▶ DATA FOR THE TASK

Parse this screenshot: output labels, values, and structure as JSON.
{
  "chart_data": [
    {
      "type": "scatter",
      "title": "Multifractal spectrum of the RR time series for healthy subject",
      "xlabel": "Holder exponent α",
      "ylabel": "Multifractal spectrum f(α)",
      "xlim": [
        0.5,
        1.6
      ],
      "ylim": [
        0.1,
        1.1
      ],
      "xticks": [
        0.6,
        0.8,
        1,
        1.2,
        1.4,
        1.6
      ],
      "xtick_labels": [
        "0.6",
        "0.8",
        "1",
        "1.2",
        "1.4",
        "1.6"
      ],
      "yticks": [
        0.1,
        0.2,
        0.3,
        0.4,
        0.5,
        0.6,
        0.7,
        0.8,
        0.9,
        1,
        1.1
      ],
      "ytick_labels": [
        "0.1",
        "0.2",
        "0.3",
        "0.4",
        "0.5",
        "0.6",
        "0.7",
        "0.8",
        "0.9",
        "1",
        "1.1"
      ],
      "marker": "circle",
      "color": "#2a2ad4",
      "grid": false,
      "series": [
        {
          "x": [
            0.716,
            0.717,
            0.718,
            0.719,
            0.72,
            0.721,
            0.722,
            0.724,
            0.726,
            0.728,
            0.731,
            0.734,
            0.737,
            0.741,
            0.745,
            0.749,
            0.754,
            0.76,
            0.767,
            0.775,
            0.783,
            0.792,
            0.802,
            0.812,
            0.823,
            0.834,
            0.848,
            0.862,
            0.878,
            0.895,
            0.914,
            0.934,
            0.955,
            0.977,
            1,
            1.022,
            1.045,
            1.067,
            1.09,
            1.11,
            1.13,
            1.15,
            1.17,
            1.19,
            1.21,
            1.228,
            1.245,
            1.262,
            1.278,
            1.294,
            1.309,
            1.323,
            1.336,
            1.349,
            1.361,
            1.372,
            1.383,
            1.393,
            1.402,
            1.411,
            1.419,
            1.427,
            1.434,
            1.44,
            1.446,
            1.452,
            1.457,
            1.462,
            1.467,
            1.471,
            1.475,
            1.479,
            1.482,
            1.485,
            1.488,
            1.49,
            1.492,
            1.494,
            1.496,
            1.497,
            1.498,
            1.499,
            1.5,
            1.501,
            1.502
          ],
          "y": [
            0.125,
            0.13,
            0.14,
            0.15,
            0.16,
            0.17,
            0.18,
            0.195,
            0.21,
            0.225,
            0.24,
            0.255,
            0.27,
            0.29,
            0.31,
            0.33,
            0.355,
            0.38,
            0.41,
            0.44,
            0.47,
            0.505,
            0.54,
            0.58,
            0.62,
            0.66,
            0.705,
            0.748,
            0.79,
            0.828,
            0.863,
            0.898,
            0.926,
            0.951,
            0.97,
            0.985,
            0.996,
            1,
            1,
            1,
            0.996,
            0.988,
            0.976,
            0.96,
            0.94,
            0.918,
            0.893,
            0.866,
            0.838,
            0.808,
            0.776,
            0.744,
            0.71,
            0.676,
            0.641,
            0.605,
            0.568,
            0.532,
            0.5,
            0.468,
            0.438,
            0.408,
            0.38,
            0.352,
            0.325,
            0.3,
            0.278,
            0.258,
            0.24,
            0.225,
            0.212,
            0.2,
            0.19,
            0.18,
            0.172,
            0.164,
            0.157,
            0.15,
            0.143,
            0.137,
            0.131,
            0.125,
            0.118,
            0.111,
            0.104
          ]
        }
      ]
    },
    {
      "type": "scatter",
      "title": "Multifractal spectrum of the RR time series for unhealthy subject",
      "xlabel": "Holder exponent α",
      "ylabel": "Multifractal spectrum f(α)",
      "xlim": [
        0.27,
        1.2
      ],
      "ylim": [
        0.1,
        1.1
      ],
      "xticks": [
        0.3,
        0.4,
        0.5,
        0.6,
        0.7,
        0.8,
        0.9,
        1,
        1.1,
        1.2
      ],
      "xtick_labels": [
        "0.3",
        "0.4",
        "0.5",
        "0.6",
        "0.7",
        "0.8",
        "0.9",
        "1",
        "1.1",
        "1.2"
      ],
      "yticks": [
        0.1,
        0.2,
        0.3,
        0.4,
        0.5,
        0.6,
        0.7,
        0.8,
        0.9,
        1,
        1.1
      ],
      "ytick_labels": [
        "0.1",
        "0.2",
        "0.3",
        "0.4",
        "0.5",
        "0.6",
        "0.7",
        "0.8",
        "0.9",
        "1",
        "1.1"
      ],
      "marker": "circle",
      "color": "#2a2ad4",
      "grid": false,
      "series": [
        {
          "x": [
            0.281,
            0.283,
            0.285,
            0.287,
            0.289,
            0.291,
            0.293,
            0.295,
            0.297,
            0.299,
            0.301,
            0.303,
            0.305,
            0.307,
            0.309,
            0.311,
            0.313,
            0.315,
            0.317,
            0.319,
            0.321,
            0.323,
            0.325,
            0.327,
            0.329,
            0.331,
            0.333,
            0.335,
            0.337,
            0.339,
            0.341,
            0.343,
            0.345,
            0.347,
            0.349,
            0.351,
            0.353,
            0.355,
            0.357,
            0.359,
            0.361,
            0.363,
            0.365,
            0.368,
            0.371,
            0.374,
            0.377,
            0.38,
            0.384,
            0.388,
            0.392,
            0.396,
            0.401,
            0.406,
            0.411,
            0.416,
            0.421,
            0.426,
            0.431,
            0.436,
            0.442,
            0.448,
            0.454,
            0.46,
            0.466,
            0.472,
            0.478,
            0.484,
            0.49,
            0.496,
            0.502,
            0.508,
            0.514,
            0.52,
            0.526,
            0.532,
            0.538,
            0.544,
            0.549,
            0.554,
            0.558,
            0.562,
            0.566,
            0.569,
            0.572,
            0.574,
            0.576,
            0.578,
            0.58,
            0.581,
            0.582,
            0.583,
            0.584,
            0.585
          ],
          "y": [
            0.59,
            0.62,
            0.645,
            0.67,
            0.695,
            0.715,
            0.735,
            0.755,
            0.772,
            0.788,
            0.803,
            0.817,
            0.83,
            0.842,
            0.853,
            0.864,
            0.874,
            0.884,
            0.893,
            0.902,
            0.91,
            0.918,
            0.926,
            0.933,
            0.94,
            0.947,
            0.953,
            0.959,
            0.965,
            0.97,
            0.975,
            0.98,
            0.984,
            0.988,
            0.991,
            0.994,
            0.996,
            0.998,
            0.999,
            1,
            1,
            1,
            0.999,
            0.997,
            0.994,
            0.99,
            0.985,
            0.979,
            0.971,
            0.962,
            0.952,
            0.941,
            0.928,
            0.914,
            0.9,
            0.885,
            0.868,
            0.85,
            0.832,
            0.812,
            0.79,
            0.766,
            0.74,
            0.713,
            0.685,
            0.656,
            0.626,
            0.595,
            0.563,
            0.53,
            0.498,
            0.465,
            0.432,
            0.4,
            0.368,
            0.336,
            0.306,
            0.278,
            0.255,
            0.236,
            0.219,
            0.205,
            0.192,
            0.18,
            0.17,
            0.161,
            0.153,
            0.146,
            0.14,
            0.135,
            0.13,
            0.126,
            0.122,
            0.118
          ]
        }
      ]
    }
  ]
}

▶ EXERCISE BRIEF
Please repeat the material above, word for word and in full.

▶ EXPECTED ANSWER
Parse this screenshot: output labels, values, and structure as JSON.
{
  "chart_data": [
    {
      "type": "scatter",
      "title": "Multifractal spectrum of the RR time series for healthy subject",
      "xlabel": "Holder exponent α",
      "ylabel": "Multifractal spectrum f(α)",
      "xlim": [
        0.5,
        1.6
      ],
      "ylim": [
        0.1,
        1.1
      ],
      "xticks": [
        0.6,
        0.8,
        1,
        1.2,
        1.4,
        1.6
      ],
      "xtick_labels": [
        "0.6",
        "0.8",
        "1",
        "1.2",
        "1.4",
        "1.6"
      ],
      "yticks": [
        0.1,
        0.2,
        0.3,
        0.4,
        0.5,
        0.6,
        0.7,
        0.8,
        0.9,
        1,
        1.1
      ],
      "ytick_labels": [
        "0.1",
        "0.2",
        "0.3",
        "0.4",
        "0.5",
        "0.6",
        "0.7",
        "0.8",
        "0.9",
        "1",
        "1.1"
      ],
      "marker": "circle",
      "color": "#2a2ad4",
      "grid": false,
      "series": [
        {
          "x": [
            0.716,
            0.717,
            0.718,
            0.719,
            0.72,
            0.721,
            0.722,
            0.724,
            0.726,
            0.728,
            0.731,
            0.734,
            0.737,
            0.741,
            0.745,
            0.749,
            0.754,
            0.76,
            0.767,
            0.775,
            0.783,
            0.792,
            0.802,
            0.812,
            0.823,
            0.834,
            0.848,
            0.862,
            0.878,
            0.895,
            0.914,
            0.934,
            0.955,
            0.977,
            1,
            1.022,
            1.045,
            1.067,
            1.09,
            1.11,
            1.13,
            1.15,
            1.17,
            1.19,
            1.21,
            1.228,
            1.245,
            1.262,
            1.278,
            1.294,
            1.309,
            1.323,
            1.336,
            1.349,
            1.361,
            1.372,
            1.383,
            1.393,
            1.402,
            1.411,
            1.419,
            1.427,
            1.434,
            1.44,
            1.446,
            1.452,
            1.457,
            1.462,
            1.467,
            1.471,
            1.475,
            1.479,
            1.482,
            1.485,
            1.488,
            1.49,
            1.492,
            1.494,
            1.496,
            1.497,
            1.498,
            1.499,
            1.5,
            1.501,
            1.502
          ],
          "y": [
            0.125,
            0.13,
            0.14,
            0.15,
            0.16,
            0.17,
            0.18,
            0.195,
            0.21,
            0.225,
            0.24,
            0.255,
            0.27,
            0.29,
            0.31,
            0.33,
            0.355,
            0.38,
            0.41,
            0.44,
            0.47,
            0.505,
            0.54,
            0.58,
            0.62,
            0.66,
            0.705,
            0.748,
            0.79,
            0.828,
            0.863,
            0.898,
            0.926,
            0.951,
            0.97,
            0.985,
            0.996,
            1,
            1,
            1,
            0.996,
            0.988,
            0.976,
            0.96,
            0.94,
            0.918,
            0.893,
            0.866,
            0.838,
            0.808,
            0.776,
            0.744,
            0.71,
            0.676,
            0.641,
            0.605,
            0.568,
            0.532,
            0.5,
            0.468,
            0.438,
            0.408,
            0.38,
            0.352,
            0.325,
            0.3,
            0.278,
            0.258,
            0.24,
            0.225,
            0.212,
            0.2,
            0.19,
            0.18,
            0.172,
            0.164,
            0.157,
            0.15,
            0.143,
            0.137,
            0.131,
            0.125,
            0.118,
            0.111,
            0.104
          ]
        }
      ]
    },
    {
      "type": "scatter",
      "title": "Multifractal spectrum of the RR time series for unhealthy subject",
      "xlabel": "Holder exponent α",
      "ylabel": "Multifractal spectrum f(α)",
      "xlim": [
        0.27,
        1.2
      ],
      "ylim": [
        0.1,
        1.1
      ],
      "xticks": [
        0.3,
        0.4,
        0.5,
        0.6,
        0.7,
        0.8,
        0.9,
        1,
        1.1,
        1.2
      ],
      "xtick_labels": [
        "0.3",
        "0.4",
        "0.5",
        "0.6",
        "0.7",
        "0.8",
        "0.9",
        "1",
        "1.1",
        "1.2"
      ],
      "yticks": [
        0.1,
        0.2,
        0.3,
        0.4,
        0.5,
        0.6,
        0.7,
        0.8,
        0.9,
        1,
        1.1
      ],
      "ytick_labels": [
        "0.1",
        "0.2",
        "0.3",
        "0.4",
        "0.5",
        "0.6",
        "0.7",
        "0.8",
        "0.9",
        "1",
        "1.1"
      ],
      "marker": "circle",
      "color": "#2a2ad4",
      "grid": false,
      "series": [
        {
          "x": [
            0.281,
            0.283,
            0.285,
            0.287,
            0.289,
            0.291,
            0.293,
            0.295,
            0.297,
            0.299,
            0.301,
            0.303,
            0.305,
            0.307,
            0.309,
            0.311,
            0.313,
            0.315,
            0.317,
            0.319,
            0.321,
            0.323,
            0.325,
            0.327,
            0.329,
            0.331,
            0.333,
            0.335,
            0.337,
            0.339,
            0.341,
            0.343,
            0.345,
            0.347,
            0.349,
            0.351,
            0.353,
            0.355,
            0.357,
            0.359,
            0.361,
            0.363,
            0.365,
            0.368,
            0.371,
            0.374,
            0.377,
            0.38,
            0.384,
            0.388,
            0.392,
            0.396,
            0.401,
            0.406,
            0.411,
            0.416,
            0.421,
            0.426,
            0.431,
            0.436,
            0.442,
            0.448,
            0.454,
            0.46,
            0.466,
            0.472,
            0.478,
            0.484,
            0.49,
            0.496,
            0.502,
            0.508,
            0.514,
            0.52,
            0.526,
            0.532,
            0.538,
            0.544,
            0.549,
            0.554,
            0.558,
            0.562,
            0.566,
            0.569,
            0.572,
            0.574,
            0.576,
            0.578,
            0.58,
            0.581,
            0.582,
            0.583,
            0.584,
            0.585
          ],
          "y": [
            0.59,
            0.62,
            0.645,
            0.67,
            0.695,
            0.715,
            0.735,
            0.755,
            0.772,
            0.788,
            0.803,
            0.817,
            0.83,
            0.842,
            0.853,
            0.864,
            0.874,
            0.884,
            0.893,
            0.902,
            0.91,
            0.918,
            0.926,
            0.933,
            0.94,
            0.947,
            0.953,
            0.959,
            0.965,
            0.97,
            0.975,
            0.98,
            0.984,
            0.988,
            0.991,
            0.994,
            0.996,
            0.998,
            0.999,
            1,
            1,
            1,
            0.999,
            0.997,
            0.994,
            0.99,
            0.985,
            0.979,
            0.971,
            0.962,
            0.952,
            0.941,
            0.928,
            0.914,
            0.9,
            0.885,
            0.868,
            0.85,
            0.832,
            0.812,
            0.79,
            0.766,
            0.74,
            0.713,
            0.685,
            0.656,
            0.626,
            0.595,
            0.563,
            0.53,
            0.498,
            0.465,
            0.432,
            0.4,
            0.368,
            0.336,
            0.306,
            0.278,
            0.255,
            0.236,
            0.219,
            0.205,
            0.192,
            0.18,
            0.17,
            0.161,
            0.153,
            0.146,
            0.14,
            0.135,
            0.13,
            0.126,
            0.122,
            0.118
          ]
        }
      ]
    }
  ]
}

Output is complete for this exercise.